GIVEN PROBLEM:
Update the lines from the line with "Localize each UI" up to and including the line with "search-icon[interactable] bbox=[642, 220, 682, 260]" by changing "star-icon" to "rating-star" and leaving everything else as it is. Return only those lines.

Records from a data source
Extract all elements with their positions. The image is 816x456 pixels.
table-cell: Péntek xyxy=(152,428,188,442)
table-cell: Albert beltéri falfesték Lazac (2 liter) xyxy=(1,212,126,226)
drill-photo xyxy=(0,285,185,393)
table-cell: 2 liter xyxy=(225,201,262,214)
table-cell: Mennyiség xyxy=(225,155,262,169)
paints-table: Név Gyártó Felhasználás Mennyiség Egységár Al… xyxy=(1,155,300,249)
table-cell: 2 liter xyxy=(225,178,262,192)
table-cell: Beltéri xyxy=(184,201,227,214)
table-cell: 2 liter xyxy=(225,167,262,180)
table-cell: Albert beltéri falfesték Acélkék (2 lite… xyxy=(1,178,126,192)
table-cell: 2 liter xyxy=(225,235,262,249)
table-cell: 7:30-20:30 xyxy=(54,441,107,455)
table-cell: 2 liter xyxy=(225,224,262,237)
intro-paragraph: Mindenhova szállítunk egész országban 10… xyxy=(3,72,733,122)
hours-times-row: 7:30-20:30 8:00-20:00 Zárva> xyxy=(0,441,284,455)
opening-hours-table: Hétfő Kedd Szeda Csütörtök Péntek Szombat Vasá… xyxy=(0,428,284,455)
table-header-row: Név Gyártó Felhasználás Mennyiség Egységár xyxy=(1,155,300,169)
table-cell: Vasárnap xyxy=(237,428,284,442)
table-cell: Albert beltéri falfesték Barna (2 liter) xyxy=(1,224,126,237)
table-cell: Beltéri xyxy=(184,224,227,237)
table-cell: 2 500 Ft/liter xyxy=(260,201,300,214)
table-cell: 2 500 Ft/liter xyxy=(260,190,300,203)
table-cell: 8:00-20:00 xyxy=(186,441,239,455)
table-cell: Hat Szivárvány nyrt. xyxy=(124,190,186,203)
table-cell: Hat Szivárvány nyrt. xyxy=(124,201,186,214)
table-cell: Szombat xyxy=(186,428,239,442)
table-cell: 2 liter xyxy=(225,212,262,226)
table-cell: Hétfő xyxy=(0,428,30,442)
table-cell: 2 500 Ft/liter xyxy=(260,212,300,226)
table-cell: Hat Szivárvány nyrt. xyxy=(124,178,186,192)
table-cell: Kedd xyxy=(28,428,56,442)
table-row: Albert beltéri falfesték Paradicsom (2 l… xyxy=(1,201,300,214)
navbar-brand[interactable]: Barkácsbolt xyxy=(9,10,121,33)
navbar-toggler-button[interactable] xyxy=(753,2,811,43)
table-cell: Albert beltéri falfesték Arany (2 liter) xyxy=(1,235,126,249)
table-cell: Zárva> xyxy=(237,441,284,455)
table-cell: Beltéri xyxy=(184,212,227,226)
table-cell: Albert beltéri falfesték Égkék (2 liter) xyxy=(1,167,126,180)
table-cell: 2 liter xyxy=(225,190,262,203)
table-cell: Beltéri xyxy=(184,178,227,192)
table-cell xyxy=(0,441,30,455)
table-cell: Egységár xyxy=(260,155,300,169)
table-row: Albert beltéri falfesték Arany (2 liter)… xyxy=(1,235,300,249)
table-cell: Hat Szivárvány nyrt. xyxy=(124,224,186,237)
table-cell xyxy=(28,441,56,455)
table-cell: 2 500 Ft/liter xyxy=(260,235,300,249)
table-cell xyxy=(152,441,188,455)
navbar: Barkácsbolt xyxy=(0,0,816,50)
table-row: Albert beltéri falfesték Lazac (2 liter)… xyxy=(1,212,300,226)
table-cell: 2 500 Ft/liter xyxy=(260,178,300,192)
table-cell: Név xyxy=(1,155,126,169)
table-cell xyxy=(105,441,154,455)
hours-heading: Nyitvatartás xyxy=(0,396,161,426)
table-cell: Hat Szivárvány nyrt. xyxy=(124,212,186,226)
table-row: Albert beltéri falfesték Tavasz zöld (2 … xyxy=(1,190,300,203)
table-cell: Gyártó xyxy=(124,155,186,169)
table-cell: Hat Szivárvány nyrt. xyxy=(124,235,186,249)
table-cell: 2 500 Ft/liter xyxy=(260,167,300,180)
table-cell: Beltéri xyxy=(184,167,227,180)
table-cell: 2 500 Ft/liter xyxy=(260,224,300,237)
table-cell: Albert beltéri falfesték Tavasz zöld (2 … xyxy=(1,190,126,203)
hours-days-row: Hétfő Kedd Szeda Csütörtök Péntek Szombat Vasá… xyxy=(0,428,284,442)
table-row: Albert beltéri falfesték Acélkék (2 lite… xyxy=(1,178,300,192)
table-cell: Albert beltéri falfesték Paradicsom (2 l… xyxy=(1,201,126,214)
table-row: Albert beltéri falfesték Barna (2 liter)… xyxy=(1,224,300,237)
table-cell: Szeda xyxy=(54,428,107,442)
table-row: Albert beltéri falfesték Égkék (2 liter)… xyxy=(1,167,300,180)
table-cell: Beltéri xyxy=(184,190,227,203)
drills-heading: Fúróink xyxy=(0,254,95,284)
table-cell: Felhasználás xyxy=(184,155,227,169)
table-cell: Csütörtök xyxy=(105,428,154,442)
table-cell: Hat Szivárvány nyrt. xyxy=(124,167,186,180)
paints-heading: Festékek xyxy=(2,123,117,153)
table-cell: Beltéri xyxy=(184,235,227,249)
---
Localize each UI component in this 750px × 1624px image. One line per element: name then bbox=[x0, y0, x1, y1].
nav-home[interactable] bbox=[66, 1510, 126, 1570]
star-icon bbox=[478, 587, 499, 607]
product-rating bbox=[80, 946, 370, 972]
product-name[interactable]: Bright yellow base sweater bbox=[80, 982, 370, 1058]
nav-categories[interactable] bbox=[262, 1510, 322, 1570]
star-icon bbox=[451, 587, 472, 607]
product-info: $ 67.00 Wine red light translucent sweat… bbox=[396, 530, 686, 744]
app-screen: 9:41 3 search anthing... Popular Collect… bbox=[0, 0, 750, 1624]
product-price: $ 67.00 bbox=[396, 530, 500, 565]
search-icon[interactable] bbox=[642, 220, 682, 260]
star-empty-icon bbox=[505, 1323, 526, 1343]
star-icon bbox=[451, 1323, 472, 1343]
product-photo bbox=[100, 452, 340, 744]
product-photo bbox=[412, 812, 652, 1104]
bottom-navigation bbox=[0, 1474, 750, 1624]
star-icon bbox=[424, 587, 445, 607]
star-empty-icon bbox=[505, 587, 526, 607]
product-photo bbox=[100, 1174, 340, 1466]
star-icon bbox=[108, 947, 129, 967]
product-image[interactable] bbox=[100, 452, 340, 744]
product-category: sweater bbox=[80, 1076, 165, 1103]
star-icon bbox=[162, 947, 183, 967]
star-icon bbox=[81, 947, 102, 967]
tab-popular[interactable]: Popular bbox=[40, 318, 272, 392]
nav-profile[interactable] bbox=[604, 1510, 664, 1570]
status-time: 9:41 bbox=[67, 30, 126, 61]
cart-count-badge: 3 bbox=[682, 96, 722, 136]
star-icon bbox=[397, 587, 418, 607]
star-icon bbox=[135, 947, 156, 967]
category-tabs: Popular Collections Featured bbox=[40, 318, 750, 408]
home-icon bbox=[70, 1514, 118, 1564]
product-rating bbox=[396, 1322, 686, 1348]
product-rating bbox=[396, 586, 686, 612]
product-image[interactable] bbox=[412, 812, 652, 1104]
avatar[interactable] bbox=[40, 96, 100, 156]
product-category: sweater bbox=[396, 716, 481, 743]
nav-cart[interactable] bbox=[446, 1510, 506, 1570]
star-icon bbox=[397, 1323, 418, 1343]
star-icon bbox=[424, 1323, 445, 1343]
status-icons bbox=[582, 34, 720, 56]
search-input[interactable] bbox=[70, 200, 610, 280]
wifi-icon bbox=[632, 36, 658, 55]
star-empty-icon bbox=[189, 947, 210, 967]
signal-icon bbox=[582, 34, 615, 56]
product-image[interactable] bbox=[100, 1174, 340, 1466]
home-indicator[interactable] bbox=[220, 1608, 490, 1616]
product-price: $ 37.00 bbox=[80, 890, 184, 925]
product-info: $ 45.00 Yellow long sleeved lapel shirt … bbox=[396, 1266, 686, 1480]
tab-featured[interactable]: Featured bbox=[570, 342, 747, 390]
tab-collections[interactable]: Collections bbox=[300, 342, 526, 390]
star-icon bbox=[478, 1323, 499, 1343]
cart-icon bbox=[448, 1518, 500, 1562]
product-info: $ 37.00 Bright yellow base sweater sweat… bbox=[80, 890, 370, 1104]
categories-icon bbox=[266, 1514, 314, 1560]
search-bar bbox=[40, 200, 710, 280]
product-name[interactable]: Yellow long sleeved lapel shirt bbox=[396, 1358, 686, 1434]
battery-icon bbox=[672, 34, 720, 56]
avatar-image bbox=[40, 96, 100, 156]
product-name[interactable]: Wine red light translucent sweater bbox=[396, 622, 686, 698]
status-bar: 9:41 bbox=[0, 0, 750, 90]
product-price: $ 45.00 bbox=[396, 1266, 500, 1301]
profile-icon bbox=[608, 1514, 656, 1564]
==
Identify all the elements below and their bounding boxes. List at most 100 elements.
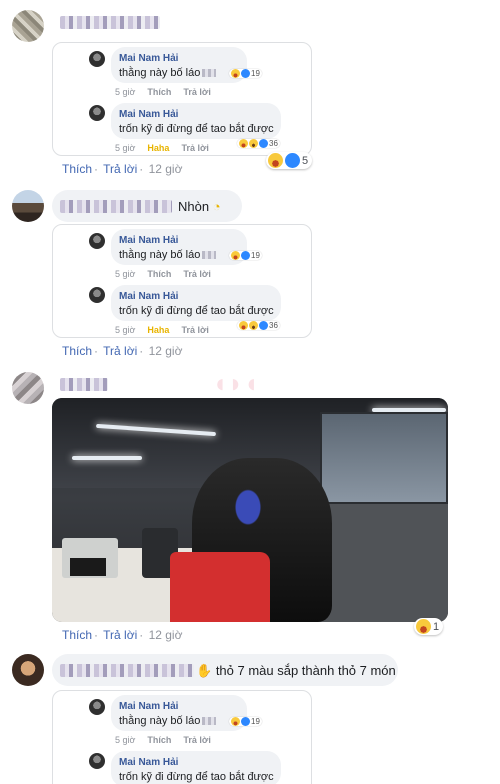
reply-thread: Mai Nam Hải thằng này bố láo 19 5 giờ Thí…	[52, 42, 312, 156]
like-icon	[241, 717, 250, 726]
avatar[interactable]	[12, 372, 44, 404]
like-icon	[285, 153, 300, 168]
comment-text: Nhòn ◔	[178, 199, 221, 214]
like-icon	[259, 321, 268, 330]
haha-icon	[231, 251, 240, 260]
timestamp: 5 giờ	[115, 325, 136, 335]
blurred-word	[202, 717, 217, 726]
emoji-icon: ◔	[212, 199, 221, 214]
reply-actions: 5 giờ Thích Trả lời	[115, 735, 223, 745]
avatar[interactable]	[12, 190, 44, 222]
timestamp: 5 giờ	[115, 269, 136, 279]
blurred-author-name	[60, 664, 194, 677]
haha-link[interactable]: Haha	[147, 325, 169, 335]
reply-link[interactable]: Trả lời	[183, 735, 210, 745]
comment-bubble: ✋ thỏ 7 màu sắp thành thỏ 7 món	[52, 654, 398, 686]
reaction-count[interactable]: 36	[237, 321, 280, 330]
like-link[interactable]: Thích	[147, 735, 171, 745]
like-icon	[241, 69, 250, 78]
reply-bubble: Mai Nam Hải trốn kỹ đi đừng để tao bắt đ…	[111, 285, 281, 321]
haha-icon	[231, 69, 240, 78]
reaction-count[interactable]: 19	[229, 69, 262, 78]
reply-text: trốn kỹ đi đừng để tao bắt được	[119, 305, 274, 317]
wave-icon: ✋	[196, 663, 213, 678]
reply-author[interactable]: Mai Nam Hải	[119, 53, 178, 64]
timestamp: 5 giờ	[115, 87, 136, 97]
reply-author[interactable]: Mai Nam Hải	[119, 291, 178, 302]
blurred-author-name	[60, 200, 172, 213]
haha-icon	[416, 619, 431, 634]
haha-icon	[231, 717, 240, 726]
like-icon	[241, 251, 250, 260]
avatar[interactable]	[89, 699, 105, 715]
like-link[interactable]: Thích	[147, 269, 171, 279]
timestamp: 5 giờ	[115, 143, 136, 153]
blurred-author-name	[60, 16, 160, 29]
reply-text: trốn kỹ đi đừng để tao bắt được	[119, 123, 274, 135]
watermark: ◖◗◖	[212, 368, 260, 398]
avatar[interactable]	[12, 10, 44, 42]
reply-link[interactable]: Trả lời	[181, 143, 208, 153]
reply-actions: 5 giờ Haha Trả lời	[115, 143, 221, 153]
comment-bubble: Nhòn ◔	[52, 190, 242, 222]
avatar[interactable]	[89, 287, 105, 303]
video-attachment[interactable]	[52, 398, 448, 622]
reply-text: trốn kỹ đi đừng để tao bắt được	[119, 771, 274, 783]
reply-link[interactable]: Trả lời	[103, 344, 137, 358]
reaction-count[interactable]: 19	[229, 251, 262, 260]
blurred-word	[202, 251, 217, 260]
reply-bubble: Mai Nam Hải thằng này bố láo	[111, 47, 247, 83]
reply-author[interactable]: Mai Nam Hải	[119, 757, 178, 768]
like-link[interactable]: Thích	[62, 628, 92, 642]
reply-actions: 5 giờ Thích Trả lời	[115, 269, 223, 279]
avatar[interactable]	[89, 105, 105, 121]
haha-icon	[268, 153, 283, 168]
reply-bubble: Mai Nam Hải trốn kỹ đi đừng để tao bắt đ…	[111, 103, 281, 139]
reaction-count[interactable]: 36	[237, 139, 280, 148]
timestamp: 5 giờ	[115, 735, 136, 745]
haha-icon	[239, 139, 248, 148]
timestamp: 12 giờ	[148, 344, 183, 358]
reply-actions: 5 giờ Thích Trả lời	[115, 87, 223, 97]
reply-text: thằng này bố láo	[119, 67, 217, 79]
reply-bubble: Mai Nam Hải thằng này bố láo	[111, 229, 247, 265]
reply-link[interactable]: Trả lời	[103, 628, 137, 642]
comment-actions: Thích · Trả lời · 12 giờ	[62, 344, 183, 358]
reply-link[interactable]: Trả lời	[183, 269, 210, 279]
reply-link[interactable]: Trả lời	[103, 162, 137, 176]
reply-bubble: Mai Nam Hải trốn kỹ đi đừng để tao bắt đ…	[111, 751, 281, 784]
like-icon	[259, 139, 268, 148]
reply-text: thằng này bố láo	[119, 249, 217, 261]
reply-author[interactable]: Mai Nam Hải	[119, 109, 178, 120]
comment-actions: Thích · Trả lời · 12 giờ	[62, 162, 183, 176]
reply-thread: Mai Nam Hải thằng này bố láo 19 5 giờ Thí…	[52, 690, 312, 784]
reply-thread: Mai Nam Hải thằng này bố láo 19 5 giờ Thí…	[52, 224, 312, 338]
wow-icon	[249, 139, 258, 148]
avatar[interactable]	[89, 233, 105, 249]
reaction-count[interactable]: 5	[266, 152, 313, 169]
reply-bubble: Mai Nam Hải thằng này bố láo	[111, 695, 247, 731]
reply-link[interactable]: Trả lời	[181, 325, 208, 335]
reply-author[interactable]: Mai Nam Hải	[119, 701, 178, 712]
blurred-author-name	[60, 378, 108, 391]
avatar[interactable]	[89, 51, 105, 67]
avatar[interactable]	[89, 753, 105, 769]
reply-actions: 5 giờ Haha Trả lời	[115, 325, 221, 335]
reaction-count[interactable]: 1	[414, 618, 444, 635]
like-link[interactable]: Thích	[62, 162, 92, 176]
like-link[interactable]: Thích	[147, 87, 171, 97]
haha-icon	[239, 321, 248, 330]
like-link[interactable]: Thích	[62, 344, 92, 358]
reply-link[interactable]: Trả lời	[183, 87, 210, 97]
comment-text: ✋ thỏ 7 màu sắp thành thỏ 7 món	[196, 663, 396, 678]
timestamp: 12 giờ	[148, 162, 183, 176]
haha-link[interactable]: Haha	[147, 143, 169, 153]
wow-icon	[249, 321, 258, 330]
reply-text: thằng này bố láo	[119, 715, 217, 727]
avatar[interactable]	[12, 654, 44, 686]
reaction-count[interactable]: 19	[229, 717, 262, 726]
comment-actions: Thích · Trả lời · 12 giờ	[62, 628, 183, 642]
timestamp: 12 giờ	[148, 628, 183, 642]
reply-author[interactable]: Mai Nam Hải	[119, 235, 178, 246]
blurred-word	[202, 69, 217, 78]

RIGHT ANSWER:
Localize each UI component in this 750px × 1624px image. One line per element: name then bbox=[x0, y0, x1, y1].
nav-home[interactable] bbox=[66, 1510, 126, 1570]
rating-star bbox=[478, 587, 499, 607]
product-rating bbox=[80, 946, 370, 972]
product-name[interactable]: Bright yellow base sweater bbox=[80, 982, 370, 1058]
nav-categories[interactable] bbox=[262, 1510, 322, 1570]
rating-star bbox=[451, 587, 472, 607]
product-info: $ 67.00 Wine red light translucent sweat… bbox=[396, 530, 686, 744]
app-screen: 9:41 3 search anthing... Popular Collect… bbox=[0, 0, 750, 1624]
product-price: $ 67.00 bbox=[396, 530, 500, 565]
search-icon[interactable] bbox=[642, 220, 682, 260]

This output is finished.